Search the data below for the word "text" and copy each line that holds it.
::::::
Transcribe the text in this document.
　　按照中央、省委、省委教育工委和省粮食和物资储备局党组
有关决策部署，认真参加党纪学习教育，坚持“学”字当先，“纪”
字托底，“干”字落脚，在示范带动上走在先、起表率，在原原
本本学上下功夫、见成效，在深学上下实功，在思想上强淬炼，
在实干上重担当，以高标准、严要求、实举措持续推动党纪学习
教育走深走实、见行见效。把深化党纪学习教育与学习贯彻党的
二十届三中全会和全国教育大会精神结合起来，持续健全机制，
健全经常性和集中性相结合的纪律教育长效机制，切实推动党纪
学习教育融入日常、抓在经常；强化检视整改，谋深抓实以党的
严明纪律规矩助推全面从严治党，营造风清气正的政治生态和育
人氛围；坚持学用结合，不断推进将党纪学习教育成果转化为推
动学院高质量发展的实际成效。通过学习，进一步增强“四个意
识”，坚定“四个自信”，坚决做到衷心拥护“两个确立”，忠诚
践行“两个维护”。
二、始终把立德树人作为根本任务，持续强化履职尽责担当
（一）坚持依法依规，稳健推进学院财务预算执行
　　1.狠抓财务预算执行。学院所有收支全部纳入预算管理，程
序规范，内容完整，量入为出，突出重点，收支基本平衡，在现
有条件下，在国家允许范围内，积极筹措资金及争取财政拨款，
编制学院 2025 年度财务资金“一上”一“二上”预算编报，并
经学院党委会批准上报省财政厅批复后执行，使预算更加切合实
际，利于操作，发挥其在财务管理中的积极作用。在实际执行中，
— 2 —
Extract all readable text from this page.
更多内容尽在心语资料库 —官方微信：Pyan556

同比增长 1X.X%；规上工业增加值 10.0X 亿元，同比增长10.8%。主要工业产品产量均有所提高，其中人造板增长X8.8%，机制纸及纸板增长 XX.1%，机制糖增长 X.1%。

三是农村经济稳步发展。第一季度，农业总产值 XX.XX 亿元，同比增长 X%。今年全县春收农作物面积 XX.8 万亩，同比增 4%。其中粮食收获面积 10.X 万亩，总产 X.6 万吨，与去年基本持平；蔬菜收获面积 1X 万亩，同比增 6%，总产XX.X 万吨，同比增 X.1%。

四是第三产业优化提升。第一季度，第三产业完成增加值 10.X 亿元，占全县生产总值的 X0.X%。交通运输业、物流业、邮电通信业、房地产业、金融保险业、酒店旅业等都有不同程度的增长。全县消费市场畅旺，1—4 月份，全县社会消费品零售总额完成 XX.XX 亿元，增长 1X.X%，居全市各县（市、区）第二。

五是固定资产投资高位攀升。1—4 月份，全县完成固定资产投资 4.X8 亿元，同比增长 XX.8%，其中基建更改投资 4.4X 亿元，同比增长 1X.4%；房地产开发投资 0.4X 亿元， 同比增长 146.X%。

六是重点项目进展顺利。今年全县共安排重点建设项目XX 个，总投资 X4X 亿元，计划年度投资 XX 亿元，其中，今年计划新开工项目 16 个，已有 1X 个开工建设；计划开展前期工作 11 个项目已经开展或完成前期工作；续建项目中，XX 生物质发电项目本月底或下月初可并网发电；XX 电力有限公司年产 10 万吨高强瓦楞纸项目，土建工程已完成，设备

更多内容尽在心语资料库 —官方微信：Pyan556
::::::
Answer to the task =>
Transcribe the text in this document.
Extract all readable text from this page.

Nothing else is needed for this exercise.